Item position entries:
---------------

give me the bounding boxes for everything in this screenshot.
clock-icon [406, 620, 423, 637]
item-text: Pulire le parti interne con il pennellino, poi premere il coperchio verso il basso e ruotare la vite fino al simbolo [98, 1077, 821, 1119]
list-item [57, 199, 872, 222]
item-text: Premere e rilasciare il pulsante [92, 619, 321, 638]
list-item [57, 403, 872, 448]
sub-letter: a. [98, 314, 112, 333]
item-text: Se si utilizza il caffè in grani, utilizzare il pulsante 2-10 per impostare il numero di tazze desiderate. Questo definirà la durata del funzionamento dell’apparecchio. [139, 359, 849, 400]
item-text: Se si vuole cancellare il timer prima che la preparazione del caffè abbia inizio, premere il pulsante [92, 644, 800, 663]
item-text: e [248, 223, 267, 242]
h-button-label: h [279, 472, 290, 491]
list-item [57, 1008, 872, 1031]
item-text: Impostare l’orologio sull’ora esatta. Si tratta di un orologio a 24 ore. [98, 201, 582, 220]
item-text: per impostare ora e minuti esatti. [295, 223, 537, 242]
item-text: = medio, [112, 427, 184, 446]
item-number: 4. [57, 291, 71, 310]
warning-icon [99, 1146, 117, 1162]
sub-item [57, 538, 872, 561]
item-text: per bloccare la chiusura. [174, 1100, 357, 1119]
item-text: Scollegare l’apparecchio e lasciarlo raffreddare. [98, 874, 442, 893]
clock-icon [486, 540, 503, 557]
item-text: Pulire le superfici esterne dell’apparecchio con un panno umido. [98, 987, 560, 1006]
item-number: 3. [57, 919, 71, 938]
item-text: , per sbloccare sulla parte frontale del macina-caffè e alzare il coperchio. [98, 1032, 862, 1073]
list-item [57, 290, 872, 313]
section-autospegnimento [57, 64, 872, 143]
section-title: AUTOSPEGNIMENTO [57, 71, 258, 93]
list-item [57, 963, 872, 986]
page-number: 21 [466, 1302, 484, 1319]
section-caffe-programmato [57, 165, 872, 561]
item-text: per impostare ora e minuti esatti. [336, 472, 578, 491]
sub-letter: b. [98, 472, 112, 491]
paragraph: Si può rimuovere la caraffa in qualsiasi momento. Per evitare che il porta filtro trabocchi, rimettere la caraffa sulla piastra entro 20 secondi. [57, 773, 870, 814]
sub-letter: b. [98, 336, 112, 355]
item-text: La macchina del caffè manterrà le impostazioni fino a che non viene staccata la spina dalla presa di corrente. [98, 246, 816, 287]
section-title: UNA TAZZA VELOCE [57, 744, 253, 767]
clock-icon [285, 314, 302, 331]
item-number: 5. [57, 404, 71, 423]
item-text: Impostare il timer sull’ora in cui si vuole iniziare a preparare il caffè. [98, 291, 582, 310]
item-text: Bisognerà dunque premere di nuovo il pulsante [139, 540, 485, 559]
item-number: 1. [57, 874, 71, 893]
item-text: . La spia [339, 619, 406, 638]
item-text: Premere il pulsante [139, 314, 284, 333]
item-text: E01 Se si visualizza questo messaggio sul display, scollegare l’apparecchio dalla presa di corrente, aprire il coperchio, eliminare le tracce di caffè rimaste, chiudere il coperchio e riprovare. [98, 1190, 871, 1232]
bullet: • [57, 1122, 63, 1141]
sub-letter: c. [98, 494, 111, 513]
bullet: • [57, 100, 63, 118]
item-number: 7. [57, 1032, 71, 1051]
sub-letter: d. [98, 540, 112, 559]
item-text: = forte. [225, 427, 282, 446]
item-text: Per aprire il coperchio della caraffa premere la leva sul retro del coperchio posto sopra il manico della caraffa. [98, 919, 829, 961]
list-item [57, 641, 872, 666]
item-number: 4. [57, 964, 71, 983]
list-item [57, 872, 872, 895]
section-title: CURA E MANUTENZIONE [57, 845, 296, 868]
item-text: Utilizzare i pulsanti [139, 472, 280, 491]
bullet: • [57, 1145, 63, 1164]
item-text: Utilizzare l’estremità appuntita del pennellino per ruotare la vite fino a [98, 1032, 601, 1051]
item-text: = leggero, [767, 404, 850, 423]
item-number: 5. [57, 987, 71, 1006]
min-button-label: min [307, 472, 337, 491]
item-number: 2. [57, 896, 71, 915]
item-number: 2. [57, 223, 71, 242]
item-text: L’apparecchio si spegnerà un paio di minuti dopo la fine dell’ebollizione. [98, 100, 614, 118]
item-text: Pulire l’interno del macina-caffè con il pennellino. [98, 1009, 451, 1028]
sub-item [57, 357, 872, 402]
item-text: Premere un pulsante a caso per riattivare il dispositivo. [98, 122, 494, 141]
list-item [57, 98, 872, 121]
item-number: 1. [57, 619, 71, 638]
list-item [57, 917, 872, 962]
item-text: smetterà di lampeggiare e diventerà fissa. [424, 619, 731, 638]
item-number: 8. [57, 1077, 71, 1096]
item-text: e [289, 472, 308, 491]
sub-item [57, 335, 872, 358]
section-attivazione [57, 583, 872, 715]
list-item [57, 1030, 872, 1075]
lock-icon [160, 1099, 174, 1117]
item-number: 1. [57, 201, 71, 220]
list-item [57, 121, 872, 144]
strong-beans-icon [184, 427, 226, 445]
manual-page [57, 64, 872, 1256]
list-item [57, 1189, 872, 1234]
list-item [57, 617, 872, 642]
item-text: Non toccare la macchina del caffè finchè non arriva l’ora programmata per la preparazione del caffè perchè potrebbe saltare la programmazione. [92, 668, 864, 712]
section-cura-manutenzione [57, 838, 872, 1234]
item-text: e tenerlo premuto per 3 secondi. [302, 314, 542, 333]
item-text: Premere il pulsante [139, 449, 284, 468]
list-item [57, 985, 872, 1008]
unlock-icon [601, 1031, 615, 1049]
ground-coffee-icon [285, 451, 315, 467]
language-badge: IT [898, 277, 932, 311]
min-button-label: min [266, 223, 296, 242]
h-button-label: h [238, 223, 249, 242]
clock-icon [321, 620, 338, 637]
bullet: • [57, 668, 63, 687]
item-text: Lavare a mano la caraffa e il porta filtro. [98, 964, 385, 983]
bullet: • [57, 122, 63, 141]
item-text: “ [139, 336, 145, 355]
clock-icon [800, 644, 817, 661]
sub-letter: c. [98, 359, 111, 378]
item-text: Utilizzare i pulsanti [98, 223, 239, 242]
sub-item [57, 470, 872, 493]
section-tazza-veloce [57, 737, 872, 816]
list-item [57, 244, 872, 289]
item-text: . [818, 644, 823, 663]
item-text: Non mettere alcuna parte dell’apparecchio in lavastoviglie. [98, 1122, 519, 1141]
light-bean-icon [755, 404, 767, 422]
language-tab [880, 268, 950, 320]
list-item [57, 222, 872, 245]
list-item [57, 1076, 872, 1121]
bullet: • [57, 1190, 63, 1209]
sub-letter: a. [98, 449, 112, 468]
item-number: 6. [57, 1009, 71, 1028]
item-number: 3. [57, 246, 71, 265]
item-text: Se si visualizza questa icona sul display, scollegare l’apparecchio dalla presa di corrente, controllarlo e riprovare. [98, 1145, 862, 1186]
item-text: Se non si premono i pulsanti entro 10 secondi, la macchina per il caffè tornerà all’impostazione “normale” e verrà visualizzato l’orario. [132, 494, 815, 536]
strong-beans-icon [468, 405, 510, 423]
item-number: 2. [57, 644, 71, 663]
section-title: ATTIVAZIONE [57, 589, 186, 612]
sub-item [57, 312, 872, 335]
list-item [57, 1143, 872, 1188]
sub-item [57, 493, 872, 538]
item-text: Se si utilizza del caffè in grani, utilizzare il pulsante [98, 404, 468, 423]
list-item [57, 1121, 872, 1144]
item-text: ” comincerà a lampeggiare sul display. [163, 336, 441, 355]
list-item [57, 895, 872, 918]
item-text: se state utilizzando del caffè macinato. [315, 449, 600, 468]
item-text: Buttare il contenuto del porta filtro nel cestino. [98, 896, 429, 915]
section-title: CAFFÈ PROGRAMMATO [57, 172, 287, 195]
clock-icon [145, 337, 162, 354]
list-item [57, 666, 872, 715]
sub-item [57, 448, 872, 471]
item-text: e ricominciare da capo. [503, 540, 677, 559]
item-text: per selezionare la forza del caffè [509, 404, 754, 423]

---------------

-- Written exercise --
Please print the listing from its first line up to and including the line with "item-text: Premere e", reproducing each line without changes.

-- Full solution --
give me the bounding boxes for everything in this screenshot.
clock-icon [406, 620, 423, 637]
item-text: Pulire le parti interne con il pennellino, poi premere il coperchio verso il basso e ruotare la vite fino al simbolo [98, 1077, 821, 1119]
list-item [57, 199, 872, 222]
item-text: Premere e rilasciare il pulsante [92, 619, 321, 638]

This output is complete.